_Aim of the exercise_
Copy, from the entries below, each line where the word "value" can be found.
--- Start of Listed entries ---
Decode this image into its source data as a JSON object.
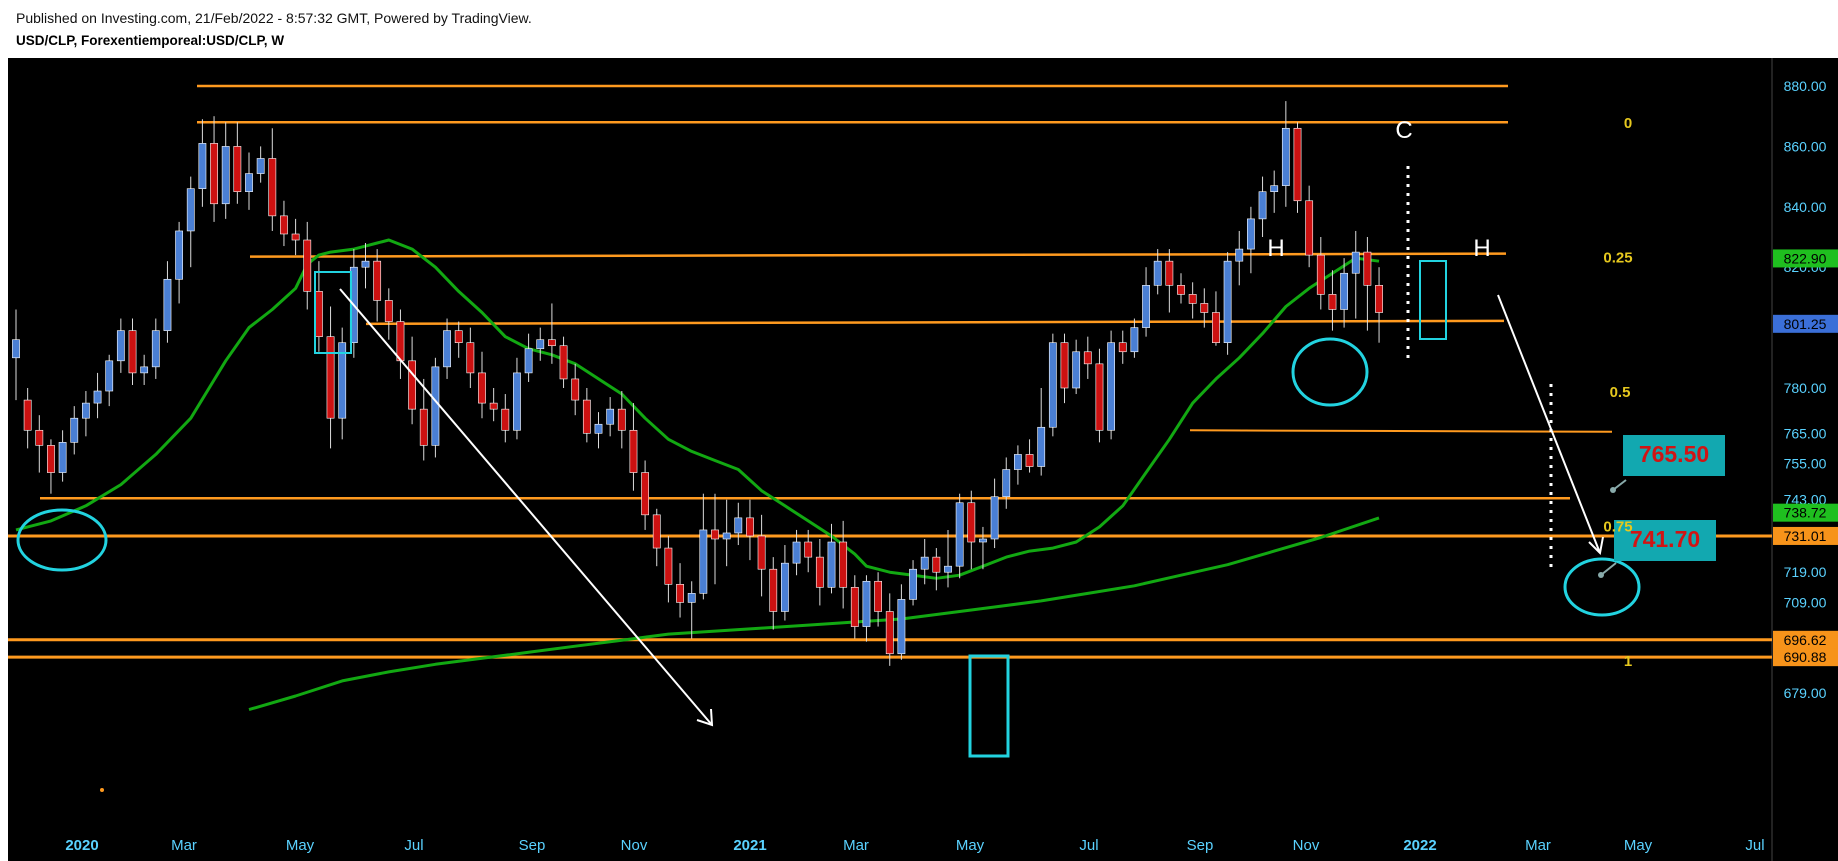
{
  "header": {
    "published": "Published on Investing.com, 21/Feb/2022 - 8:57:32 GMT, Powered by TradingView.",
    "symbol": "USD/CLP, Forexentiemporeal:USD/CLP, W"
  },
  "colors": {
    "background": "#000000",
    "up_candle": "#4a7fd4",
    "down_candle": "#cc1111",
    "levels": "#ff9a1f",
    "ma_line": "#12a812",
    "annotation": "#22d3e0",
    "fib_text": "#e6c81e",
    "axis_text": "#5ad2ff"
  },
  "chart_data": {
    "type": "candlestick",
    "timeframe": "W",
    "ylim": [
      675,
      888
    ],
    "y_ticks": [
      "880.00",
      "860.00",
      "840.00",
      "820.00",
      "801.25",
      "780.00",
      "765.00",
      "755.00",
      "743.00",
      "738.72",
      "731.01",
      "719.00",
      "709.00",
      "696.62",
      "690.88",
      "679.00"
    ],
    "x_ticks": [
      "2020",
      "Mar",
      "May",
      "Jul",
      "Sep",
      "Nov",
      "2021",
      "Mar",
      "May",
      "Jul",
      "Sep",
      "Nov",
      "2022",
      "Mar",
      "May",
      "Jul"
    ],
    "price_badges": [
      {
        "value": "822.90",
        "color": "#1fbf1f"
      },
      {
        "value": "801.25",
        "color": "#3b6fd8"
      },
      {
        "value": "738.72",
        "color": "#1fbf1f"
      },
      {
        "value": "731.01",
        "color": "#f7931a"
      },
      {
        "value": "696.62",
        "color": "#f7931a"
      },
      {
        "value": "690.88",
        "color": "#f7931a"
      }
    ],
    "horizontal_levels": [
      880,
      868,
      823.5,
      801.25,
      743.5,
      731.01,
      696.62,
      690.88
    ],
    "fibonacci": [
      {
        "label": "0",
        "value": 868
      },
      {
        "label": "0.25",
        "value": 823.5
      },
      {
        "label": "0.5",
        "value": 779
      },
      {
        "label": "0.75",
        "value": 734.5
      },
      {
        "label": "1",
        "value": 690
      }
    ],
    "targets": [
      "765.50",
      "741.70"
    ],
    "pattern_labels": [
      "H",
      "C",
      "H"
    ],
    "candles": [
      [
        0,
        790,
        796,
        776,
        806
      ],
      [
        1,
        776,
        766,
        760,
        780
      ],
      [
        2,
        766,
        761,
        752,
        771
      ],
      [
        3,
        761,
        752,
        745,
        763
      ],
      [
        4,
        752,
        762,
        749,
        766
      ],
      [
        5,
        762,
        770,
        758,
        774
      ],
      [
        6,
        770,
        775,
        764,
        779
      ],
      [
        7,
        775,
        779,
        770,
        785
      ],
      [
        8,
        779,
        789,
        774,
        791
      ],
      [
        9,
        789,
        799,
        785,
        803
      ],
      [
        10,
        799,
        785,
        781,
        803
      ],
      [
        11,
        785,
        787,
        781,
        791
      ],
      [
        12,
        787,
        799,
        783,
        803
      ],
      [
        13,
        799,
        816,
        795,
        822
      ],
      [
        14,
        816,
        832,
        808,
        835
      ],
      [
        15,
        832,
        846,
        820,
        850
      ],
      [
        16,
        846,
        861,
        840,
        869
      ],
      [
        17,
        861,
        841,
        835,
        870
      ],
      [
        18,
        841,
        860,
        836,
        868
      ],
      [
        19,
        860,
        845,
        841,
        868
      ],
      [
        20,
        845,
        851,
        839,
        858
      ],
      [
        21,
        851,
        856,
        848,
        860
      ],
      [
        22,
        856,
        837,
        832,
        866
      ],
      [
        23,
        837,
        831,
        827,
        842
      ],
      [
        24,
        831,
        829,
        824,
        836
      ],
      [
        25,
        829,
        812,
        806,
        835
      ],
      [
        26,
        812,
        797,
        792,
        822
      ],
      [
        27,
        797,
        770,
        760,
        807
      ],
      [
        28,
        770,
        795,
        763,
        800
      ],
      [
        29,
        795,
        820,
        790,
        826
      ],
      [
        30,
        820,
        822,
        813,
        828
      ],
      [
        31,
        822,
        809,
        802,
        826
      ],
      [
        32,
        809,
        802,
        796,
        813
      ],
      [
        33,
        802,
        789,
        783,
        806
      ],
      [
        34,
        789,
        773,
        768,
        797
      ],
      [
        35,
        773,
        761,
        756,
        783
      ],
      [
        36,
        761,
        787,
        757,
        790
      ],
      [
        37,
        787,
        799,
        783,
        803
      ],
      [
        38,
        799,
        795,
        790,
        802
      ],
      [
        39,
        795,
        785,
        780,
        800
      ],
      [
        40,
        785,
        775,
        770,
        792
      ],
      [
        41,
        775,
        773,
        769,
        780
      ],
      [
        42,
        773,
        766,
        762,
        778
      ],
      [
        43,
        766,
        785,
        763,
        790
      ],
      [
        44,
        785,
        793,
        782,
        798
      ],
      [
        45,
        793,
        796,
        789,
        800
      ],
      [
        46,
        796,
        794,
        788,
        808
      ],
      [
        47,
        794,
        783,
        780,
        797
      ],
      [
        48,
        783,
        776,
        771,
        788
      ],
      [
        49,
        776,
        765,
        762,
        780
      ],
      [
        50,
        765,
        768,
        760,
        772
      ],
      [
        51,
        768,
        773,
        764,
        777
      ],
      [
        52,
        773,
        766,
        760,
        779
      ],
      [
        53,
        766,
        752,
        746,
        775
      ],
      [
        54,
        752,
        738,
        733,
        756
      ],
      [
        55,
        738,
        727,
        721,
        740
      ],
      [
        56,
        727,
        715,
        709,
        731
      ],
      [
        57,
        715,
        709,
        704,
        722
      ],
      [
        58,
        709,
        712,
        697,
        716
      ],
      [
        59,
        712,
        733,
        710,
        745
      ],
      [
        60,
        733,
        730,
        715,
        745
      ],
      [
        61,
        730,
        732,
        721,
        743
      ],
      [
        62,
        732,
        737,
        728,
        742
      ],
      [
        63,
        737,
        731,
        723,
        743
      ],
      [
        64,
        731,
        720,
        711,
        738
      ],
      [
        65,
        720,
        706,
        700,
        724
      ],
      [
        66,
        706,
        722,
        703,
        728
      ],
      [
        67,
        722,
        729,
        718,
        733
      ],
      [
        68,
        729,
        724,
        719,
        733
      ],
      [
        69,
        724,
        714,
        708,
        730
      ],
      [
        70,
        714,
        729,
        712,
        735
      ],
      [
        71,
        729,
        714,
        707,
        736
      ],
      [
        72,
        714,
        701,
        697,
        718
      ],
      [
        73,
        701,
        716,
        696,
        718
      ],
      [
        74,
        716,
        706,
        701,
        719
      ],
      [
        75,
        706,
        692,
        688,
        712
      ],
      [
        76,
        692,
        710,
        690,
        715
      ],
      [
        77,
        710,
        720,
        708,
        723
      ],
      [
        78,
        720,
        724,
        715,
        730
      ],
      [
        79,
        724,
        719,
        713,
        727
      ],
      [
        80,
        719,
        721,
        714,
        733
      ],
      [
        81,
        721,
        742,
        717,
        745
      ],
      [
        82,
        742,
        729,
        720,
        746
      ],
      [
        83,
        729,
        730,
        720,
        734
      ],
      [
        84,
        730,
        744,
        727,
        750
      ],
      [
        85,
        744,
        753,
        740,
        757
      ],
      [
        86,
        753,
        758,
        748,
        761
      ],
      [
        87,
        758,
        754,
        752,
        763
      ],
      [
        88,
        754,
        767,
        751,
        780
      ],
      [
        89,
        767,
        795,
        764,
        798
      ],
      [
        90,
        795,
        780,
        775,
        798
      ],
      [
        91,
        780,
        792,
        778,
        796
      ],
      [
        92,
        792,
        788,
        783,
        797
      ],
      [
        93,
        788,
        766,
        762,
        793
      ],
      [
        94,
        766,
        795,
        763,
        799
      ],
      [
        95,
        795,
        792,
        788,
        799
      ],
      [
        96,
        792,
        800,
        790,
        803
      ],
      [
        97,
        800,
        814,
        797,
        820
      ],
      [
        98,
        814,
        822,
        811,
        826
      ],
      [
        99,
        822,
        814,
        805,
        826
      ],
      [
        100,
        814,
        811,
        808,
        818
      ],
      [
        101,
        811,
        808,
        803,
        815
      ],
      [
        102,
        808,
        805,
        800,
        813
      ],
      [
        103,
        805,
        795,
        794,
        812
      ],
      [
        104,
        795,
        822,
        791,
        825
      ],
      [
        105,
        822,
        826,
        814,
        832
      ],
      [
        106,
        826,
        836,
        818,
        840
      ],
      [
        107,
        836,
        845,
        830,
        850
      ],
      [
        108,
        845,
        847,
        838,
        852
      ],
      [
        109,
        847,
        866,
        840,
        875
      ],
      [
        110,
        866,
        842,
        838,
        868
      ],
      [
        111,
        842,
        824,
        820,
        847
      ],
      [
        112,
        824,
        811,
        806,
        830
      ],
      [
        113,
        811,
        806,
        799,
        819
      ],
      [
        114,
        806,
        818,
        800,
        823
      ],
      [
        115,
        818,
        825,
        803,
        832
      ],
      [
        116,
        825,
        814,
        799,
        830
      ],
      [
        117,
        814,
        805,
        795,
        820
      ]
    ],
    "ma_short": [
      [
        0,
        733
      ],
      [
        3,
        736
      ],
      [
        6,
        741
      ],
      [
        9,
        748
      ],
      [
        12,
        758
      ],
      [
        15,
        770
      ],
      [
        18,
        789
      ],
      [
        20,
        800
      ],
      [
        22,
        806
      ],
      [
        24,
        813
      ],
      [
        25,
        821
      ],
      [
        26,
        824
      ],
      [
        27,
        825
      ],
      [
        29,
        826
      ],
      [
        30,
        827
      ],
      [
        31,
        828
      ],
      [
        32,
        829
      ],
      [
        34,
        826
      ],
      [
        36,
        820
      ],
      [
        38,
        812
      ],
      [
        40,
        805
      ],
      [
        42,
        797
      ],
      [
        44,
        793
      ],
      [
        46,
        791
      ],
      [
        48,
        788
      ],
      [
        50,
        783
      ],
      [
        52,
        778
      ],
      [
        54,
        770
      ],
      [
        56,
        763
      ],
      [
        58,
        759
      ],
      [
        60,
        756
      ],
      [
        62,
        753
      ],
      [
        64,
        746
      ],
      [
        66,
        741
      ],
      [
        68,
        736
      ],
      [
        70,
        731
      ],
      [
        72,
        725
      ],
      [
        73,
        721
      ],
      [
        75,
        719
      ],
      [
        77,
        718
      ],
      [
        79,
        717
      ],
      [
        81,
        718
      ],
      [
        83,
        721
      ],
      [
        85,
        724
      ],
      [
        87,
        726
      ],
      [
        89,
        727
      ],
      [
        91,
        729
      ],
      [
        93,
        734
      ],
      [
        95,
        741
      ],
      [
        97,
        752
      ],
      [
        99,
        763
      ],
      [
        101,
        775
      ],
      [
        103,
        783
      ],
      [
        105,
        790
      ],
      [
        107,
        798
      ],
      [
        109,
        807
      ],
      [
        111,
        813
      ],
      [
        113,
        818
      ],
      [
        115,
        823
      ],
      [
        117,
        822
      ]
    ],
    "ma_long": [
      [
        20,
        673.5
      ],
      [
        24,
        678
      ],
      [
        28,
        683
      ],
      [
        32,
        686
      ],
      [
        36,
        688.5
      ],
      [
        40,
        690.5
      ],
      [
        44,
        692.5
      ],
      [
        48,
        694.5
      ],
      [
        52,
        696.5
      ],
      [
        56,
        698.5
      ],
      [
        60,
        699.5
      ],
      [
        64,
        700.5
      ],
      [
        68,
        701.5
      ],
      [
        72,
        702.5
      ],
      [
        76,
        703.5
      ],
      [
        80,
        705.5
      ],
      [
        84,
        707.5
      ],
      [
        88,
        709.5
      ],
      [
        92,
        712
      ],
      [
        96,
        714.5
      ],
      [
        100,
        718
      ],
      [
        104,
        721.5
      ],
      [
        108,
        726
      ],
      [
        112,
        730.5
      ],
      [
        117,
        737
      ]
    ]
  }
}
--- End of Listed entries ---
_Answer for this exercise_
        "value": "822.90",
        "value": "801.25",
        "value": "738.72",
        "value": "731.01",
        "value": "696.62",
        "value": "690.88",
        "value": 868
        "value": 823.5
        "value": 779
        "value": 734.5
        "value": 690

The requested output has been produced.